> [Records shown]

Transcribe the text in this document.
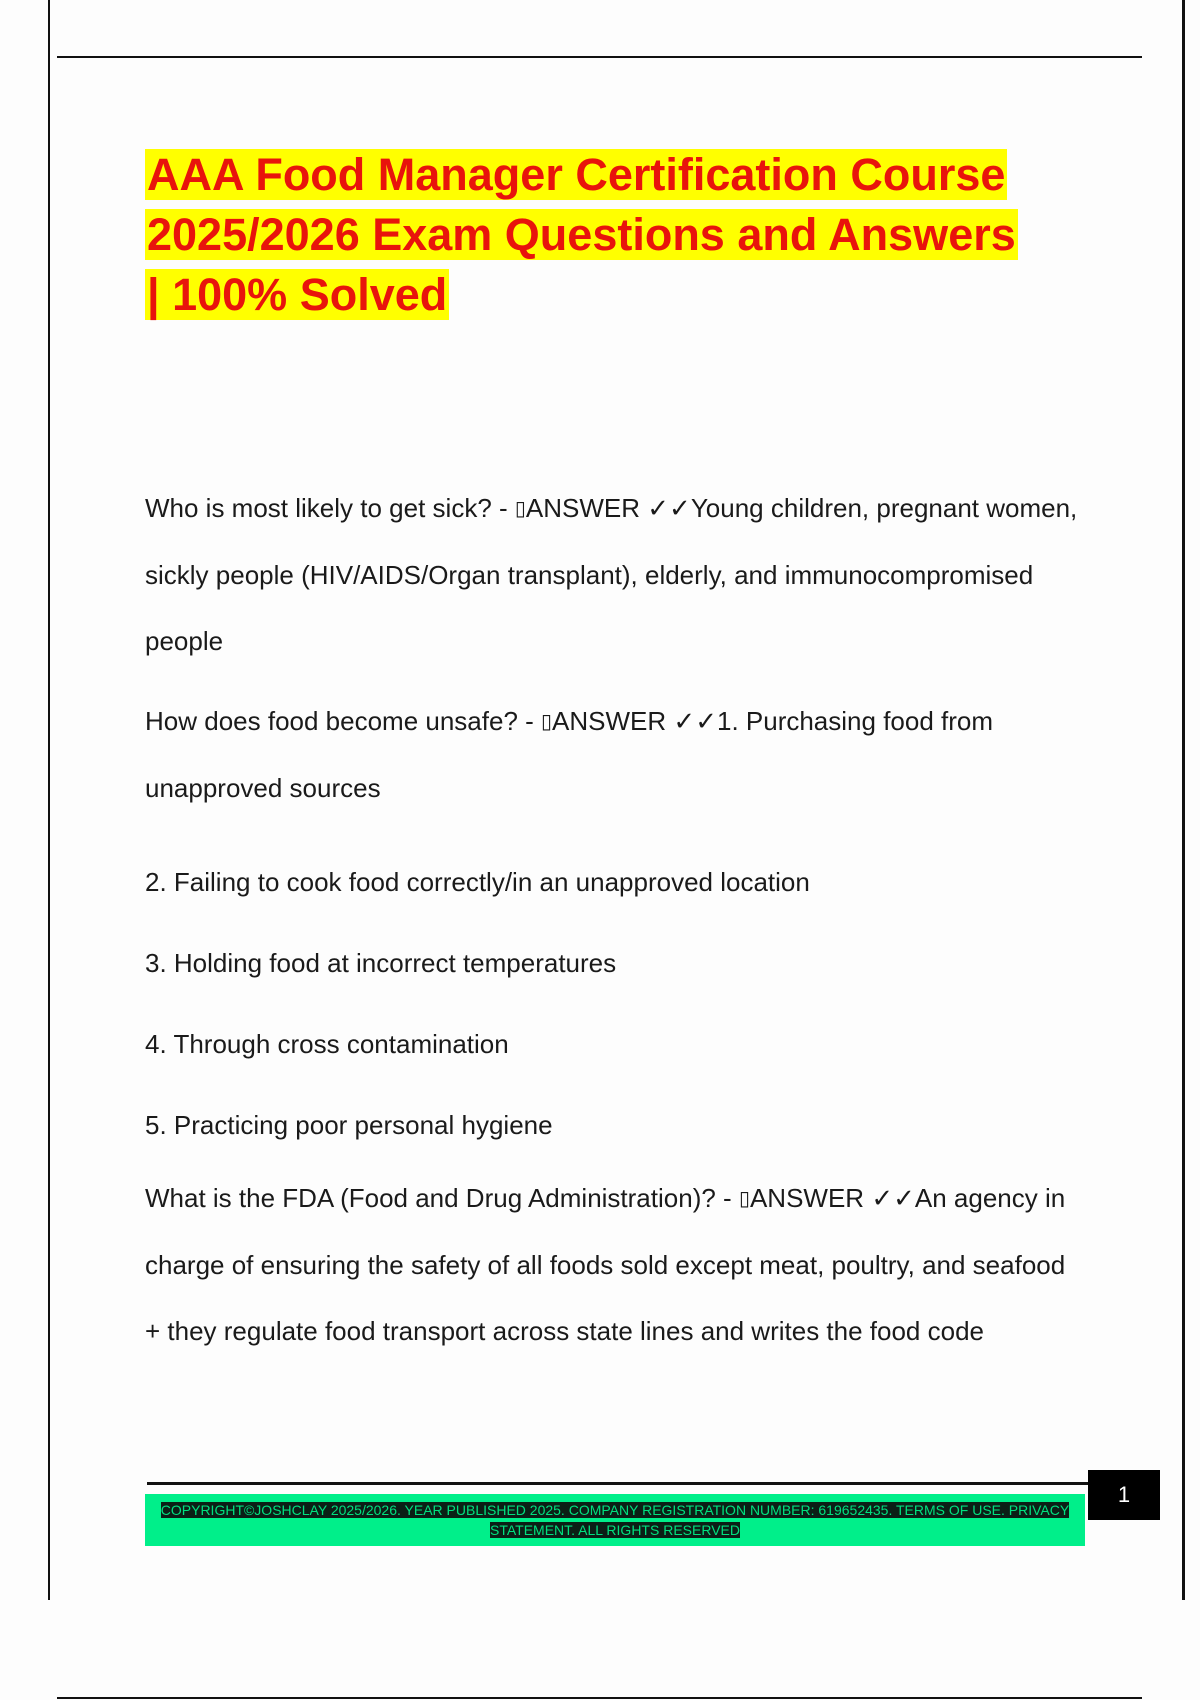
AAA Food Manager Certification Course
2025/2026 Exam Questions and Answers
| 100% Solved

Who is most likely to get sick? - ▯ANSWER ✓✓Young children, pregnant women, sickly people (HIV/AIDS/Organ transplant), elderly, and immunocompromised people

How does food become unsafe? - ▯ANSWER ✓✓1. Purchasing food from unapproved sources

2. Failing to cook food correctly/in an unapproved location

3. Holding food at incorrect temperatures

4. Through cross contamination

5. Practicing poor personal hygiene

What is the FDA (Food and Drug Administration)? - ▯ANSWER ✓✓An agency in charge of ensuring the safety of all foods sold except meat, poultry, and seafood + they regulate food transport across state lines and writes the food code

COPYRIGHT©JOSHCLAY 2025/2026. YEAR PUBLISHED 2025. COMPANY REGISTRATION NUMBER: 619652435. TERMS OF USE. PRIVACY STATEMENT. ALL RIGHTS RESERVED
1
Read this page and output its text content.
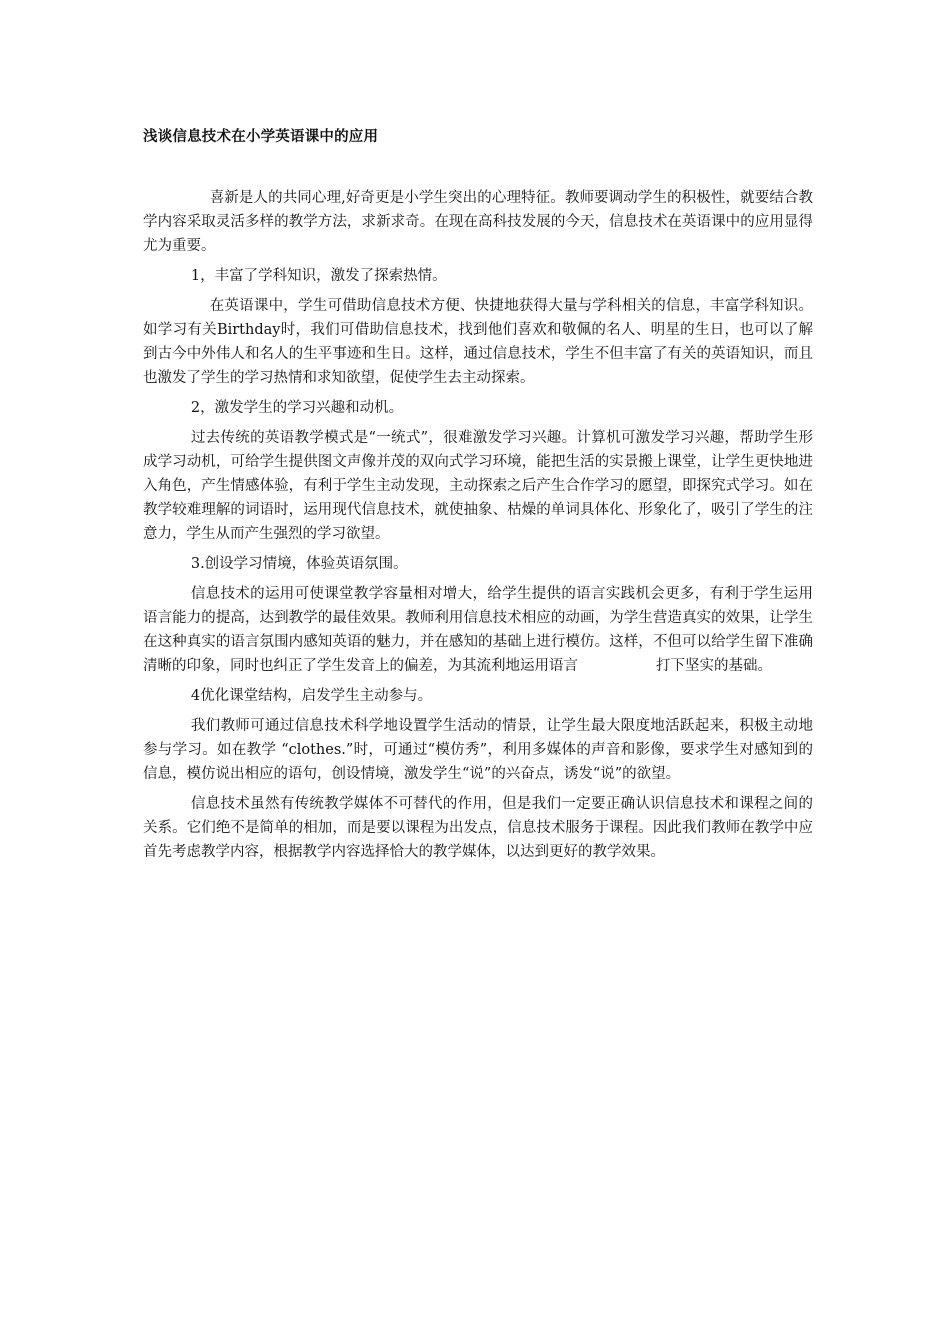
浅谈信息技术在小学英语课中的应用

喜新是人的共同心理,好奇更是小学生突出的心理特征。教师要调动学生的积极性，就要结合教学内容采取灵活多样的教学方法，求新求奇。在现在高科技发展的今天，信息技术在英语课中的应用显得尤为重要。

1，丰富了学科知识，激发了探索热情。

在英语课中，学生可借助信息技术方便、快捷地获得大量与学科相关的信息，丰富学科知识。如学习有关Birthday时，我们可借助信息技术，找到他们喜欢和敬佩的名人、明星的生日，也可以了解到古今中外伟人和名人的生平事迹和生日。这样，通过信息技术，学生不但丰富了有关的英语知识，而且也激发了学生的学习热情和求知欲望，促使学生去主动探索。

2，激发学生的学习兴趣和动机。

过去传统的英语教学模式是“一统式”，很难激发学习兴趣。计算机可激发学习兴趣，帮助学生形成学习动机，可给学生提供图文声像并茂的双向式学习环境，能把生活的实景搬上课堂，让学生更快地进入角色，产生情感体验，有利于学生主动发现，主动探索之后产生合作学习的愿望，即探究式学习。如在教学较难理解的词语时，运用现代信息技术，就使抽象、枯燥的单词具体化、形象化了，吸引了学生的注意力，学生从而产生强烈的学习欲望。

3.创设学习情境，体验英语氛围。

信息技术的运用可使课堂教学容量相对增大，给学生提供的语言实践机会更多，有利于学生运用语言能力的提高，达到教学的最佳效果。教师利用信息技术相应的动画，为学生营造真实的效果，让学生在这种真实的语言氛围内感知英语的魅力，并在感知的基础上进行模仿。这样，不但可以给学生留下准确清晰的印象，同时也纠正了学生发音上的偏差，为其流利地运用语言	打下坚实的基础。

4优化课堂结构，启发学生主动参与。

我们教师可通过信息技术科学地设置学生活动的情景，让学生最大限度地活跃起来，积极主动地参与学习。如在教学 “clothes.”时，可通过“模仿秀”，利用多媒体的声音和影像，要求学生对感知到的信息，模仿说出相应的语句，创设情境，激发学生“说”的兴奋点，诱发“说”的欲望。

信息技术虽然有传统教学媒体不可替代的作用，但是我们一定要正确认识信息技术和课程之间的关系。它们绝不是简单的相加，而是要以课程为出发点，信息技术服务于课程。因此我们教师在教学中应首先考虑教学内容，根据教学内容选择恰大的教学媒体，以达到更好的教学效果。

> [Given problem]
Repeat the data exactly, dropping every picture it holds.

> [Written reply]
Transcribe the text in this document.
AAA Food Manager Certification Course
2025/2026 Exam Questions and Answers
| 100% Solved

Who is most likely to get sick? - ▯ANSWER ✓✓Young children, pregnant women, sickly people (HIV/AIDS/Organ transplant), elderly, and immunocompromised people

How does food become unsafe? - ▯ANSWER ✓✓1. Purchasing food from unapproved sources

2. Failing to cook food correctly/in an unapproved location

3. Holding food at incorrect temperatures

4. Through cross contamination

5. Practicing poor personal hygiene

What is the FDA (Food and Drug Administration)? - ▯ANSWER ✓✓An agency in charge of ensuring the safety of all foods sold except meat, poultry, and seafood + they regulate food transport across state lines and writes the food code

COPYRIGHT©JOSHCLAY 2025/2026. YEAR PUBLISHED 2025. COMPANY REGISTRATION NUMBER: 619652435. TERMS OF USE. PRIVACY STATEMENT. ALL RIGHTS RESERVED
1
Read this page and output its text content.
浅谈信息技术在小学英语课中的应用

喜新是人的共同心理,好奇更是小学生突出的心理特征。教师要调动学生的积极性，就要结合教学内容采取灵活多样的教学方法，求新求奇。在现在高科技发展的今天，信息技术在英语课中的应用显得尤为重要。

1，丰富了学科知识，激发了探索热情。

在英语课中，学生可借助信息技术方便、快捷地获得大量与学科相关的信息，丰富学科知识。如学习有关Birthday时，我们可借助信息技术，找到他们喜欢和敬佩的名人、明星的生日，也可以了解到古今中外伟人和名人的生平事迹和生日。这样，通过信息技术，学生不但丰富了有关的英语知识，而且也激发了学生的学习热情和求知欲望，促使学生去主动探索。

2，激发学生的学习兴趣和动机。

过去传统的英语教学模式是“一统式”，很难激发学习兴趣。计算机可激发学习兴趣，帮助学生形成学习动机，可给学生提供图文声像并茂的双向式学习环境，能把生活的实景搬上课堂，让学生更快地进入角色，产生情感体验，有利于学生主动发现，主动探索之后产生合作学习的愿望，即探究式学习。如在教学较难理解的词语时，运用现代信息技术，就使抽象、枯燥的单词具体化、形象化了，吸引了学生的注意力，学生从而产生强烈的学习欲望。

3.创设学习情境，体验英语氛围。

信息技术的运用可使课堂教学容量相对增大，给学生提供的语言实践机会更多，有利于学生运用语言能力的提高，达到教学的最佳效果。教师利用信息技术相应的动画，为学生营造真实的效果，让学生在这种真实的语言氛围内感知英语的魅力，并在感知的基础上进行模仿。这样，不但可以给学生留下准确清晰的印象，同时也纠正了学生发音上的偏差，为其流利地运用语言	打下坚实的基础。

4优化课堂结构，启发学生主动参与。

我们教师可通过信息技术科学地设置学生活动的情景，让学生最大限度地活跃起来，积极主动地参与学习。如在教学 “clothes.”时，可通过“模仿秀”，利用多媒体的声音和影像，要求学生对感知到的信息，模仿说出相应的语句，创设情境，激发学生“说”的兴奋点，诱发“说”的欲望。

信息技术虽然有传统教学媒体不可替代的作用，但是我们一定要正确认识信息技术和课程之间的关系。它们绝不是简单的相加，而是要以课程为出发点，信息技术服务于课程。因此我们教师在教学中应首先考虑教学内容，根据教学内容选择恰大的教学媒体，以达到更好的教学效果。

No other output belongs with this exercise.